Rows from a figure dataset:
-- -- --

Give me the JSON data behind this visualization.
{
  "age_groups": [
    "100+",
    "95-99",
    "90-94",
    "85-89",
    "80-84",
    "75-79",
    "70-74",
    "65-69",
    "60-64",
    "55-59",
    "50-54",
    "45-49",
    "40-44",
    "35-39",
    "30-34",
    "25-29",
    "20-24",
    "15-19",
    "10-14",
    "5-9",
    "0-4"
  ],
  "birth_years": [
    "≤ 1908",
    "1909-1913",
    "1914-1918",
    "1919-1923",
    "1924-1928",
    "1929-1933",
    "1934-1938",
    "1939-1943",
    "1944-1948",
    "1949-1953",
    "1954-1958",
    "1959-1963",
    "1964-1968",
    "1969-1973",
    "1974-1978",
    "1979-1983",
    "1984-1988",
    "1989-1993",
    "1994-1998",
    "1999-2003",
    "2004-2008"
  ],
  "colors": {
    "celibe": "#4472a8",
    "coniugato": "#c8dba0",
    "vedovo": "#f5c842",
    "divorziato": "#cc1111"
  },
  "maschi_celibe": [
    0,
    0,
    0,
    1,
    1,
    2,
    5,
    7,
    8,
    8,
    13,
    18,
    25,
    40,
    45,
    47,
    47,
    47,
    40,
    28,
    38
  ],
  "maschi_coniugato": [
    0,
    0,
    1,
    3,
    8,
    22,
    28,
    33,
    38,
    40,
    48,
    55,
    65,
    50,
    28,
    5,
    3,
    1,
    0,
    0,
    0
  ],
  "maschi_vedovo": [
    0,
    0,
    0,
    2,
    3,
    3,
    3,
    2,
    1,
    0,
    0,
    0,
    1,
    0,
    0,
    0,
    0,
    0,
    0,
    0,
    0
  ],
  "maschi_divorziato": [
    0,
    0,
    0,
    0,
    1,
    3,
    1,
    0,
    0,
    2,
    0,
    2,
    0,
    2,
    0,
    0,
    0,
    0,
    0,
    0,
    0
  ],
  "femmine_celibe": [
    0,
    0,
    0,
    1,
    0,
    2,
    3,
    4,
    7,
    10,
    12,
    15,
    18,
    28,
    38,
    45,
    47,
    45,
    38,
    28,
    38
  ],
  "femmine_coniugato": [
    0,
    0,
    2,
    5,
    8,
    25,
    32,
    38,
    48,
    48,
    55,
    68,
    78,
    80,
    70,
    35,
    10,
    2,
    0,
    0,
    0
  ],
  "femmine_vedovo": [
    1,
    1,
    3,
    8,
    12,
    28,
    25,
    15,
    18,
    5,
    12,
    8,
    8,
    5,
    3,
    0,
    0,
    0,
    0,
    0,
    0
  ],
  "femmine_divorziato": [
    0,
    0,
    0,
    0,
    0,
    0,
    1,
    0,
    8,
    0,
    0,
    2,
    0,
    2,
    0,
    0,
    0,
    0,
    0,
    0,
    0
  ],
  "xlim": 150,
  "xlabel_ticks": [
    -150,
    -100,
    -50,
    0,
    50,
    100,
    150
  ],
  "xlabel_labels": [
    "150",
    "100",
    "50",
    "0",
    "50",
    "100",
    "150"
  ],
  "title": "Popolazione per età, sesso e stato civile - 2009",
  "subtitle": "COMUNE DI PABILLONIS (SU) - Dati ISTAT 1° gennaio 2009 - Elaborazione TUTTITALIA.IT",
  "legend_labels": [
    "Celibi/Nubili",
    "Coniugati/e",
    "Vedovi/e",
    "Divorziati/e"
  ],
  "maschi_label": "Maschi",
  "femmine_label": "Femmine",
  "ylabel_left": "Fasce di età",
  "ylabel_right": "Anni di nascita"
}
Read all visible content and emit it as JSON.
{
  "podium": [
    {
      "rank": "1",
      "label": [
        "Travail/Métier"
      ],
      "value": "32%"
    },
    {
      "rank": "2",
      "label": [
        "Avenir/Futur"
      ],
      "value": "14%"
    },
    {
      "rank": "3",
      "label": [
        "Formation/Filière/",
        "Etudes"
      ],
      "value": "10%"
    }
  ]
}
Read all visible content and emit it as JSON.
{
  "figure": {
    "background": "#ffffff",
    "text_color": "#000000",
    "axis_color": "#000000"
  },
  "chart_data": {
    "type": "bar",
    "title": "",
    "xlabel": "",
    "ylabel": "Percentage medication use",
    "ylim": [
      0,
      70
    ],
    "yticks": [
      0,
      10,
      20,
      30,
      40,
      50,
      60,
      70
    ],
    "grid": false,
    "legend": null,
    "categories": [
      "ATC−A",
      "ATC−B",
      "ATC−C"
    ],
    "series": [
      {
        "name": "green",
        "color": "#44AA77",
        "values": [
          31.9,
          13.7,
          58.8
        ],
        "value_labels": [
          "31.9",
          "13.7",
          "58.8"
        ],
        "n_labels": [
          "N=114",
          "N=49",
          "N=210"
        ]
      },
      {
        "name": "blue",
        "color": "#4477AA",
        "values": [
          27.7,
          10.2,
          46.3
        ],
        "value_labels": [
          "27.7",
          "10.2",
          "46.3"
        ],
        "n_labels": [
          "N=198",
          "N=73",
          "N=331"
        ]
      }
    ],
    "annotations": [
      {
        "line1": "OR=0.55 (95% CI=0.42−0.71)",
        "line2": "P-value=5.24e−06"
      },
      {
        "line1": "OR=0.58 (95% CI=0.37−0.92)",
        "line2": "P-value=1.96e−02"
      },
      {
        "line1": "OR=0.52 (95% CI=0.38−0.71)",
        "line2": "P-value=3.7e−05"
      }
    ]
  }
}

-- -- --

Requirement: Emit the records above again, exactly, with no line skipped.

Task solution:
Give me the JSON data behind this visualization.
{
  "age_groups": [
    "100+",
    "95-99",
    "90-94",
    "85-89",
    "80-84",
    "75-79",
    "70-74",
    "65-69",
    "60-64",
    "55-59",
    "50-54",
    "45-49",
    "40-44",
    "35-39",
    "30-34",
    "25-29",
    "20-24",
    "15-19",
    "10-14",
    "5-9",
    "0-4"
  ],
  "birth_years": [
    "≤ 1908",
    "1909-1913",
    "1914-1918",
    "1919-1923",
    "1924-1928",
    "1929-1933",
    "1934-1938",
    "1939-1943",
    "1944-1948",
    "1949-1953",
    "1954-1958",
    "1959-1963",
    "1964-1968",
    "1969-1973",
    "1974-1978",
    "1979-1983",
    "1984-1988",
    "1989-1993",
    "1994-1998",
    "1999-2003",
    "2004-2008"
  ],
  "colors": {
    "celibe": "#4472a8",
    "coniugato": "#c8dba0",
    "vedovo": "#f5c842",
    "divorziato": "#cc1111"
  },
  "maschi_celibe": [
    0,
    0,
    0,
    1,
    1,
    2,
    5,
    7,
    8,
    8,
    13,
    18,
    25,
    40,
    45,
    47,
    47,
    47,
    40,
    28,
    38
  ],
  "maschi_coniugato": [
    0,
    0,
    1,
    3,
    8,
    22,
    28,
    33,
    38,
    40,
    48,
    55,
    65,
    50,
    28,
    5,
    3,
    1,
    0,
    0,
    0
  ],
  "maschi_vedovo": [
    0,
    0,
    0,
    2,
    3,
    3,
    3,
    2,
    1,
    0,
    0,
    0,
    1,
    0,
    0,
    0,
    0,
    0,
    0,
    0,
    0
  ],
  "maschi_divorziato": [
    0,
    0,
    0,
    0,
    1,
    3,
    1,
    0,
    0,
    2,
    0,
    2,
    0,
    2,
    0,
    0,
    0,
    0,
    0,
    0,
    0
  ],
  "femmine_celibe": [
    0,
    0,
    0,
    1,
    0,
    2,
    3,
    4,
    7,
    10,
    12,
    15,
    18,
    28,
    38,
    45,
    47,
    45,
    38,
    28,
    38
  ],
  "femmine_coniugato": [
    0,
    0,
    2,
    5,
    8,
    25,
    32,
    38,
    48,
    48,
    55,
    68,
    78,
    80,
    70,
    35,
    10,
    2,
    0,
    0,
    0
  ],
  "femmine_vedovo": [
    1,
    1,
    3,
    8,
    12,
    28,
    25,
    15,
    18,
    5,
    12,
    8,
    8,
    5,
    3,
    0,
    0,
    0,
    0,
    0,
    0
  ],
  "femmine_divorziato": [
    0,
    0,
    0,
    0,
    0,
    0,
    1,
    0,
    8,
    0,
    0,
    2,
    0,
    2,
    0,
    0,
    0,
    0,
    0,
    0,
    0
  ],
  "xlim": 150,
  "xlabel_ticks": [
    -150,
    -100,
    -50,
    0,
    50,
    100,
    150
  ],
  "xlabel_labels": [
    "150",
    "100",
    "50",
    "0",
    "50",
    "100",
    "150"
  ],
  "title": "Popolazione per età, sesso e stato civile - 2009",
  "subtitle": "COMUNE DI PABILLONIS (SU) - Dati ISTAT 1° gennaio 2009 - Elaborazione TUTTITALIA.IT",
  "legend_labels": [
    "Celibi/Nubili",
    "Coniugati/e",
    "Vedovi/e",
    "Divorziati/e"
  ],
  "maschi_label": "Maschi",
  "femmine_label": "Femmine",
  "ylabel_left": "Fasce di età",
  "ylabel_right": "Anni di nascita"
}
Read all visible content and emit it as JSON.
{
  "podium": [
    {
      "rank": "1",
      "label": [
        "Travail/Métier"
      ],
      "value": "32%"
    },
    {
      "rank": "2",
      "label": [
        "Avenir/Futur"
      ],
      "value": "14%"
    },
    {
      "rank": "3",
      "label": [
        "Formation/Filière/",
        "Etudes"
      ],
      "value": "10%"
    }
  ]
}
Read all visible content and emit it as JSON.
{
  "figure": {
    "background": "#ffffff",
    "text_color": "#000000",
    "axis_color": "#000000"
  },
  "chart_data": {
    "type": "bar",
    "title": "",
    "xlabel": "",
    "ylabel": "Percentage medication use",
    "ylim": [
      0,
      70
    ],
    "yticks": [
      0,
      10,
      20,
      30,
      40,
      50,
      60,
      70
    ],
    "grid": false,
    "legend": null,
    "categories": [
      "ATC−A",
      "ATC−B",
      "ATC−C"
    ],
    "series": [
      {
        "name": "green",
        "color": "#44AA77",
        "values": [
          31.9,
          13.7,
          58.8
        ],
        "value_labels": [
          "31.9",
          "13.7",
          "58.8"
        ],
        "n_labels": [
          "N=114",
          "N=49",
          "N=210"
        ]
      },
      {
        "name": "blue",
        "color": "#4477AA",
        "values": [
          27.7,
          10.2,
          46.3
        ],
        "value_labels": [
          "27.7",
          "10.2",
          "46.3"
        ],
        "n_labels": [
          "N=198",
          "N=73",
          "N=331"
        ]
      }
    ],
    "annotations": [
      {
        "line1": "OR=0.55 (95% CI=0.42−0.71)",
        "line2": "P-value=5.24e−06"
      },
      {
        "line1": "OR=0.58 (95% CI=0.37−0.92)",
        "line2": "P-value=1.96e−02"
      },
      {
        "line1": "OR=0.52 (95% CI=0.38−0.71)",
        "line2": "P-value=3.7e−05"
      }
    ]
  }
}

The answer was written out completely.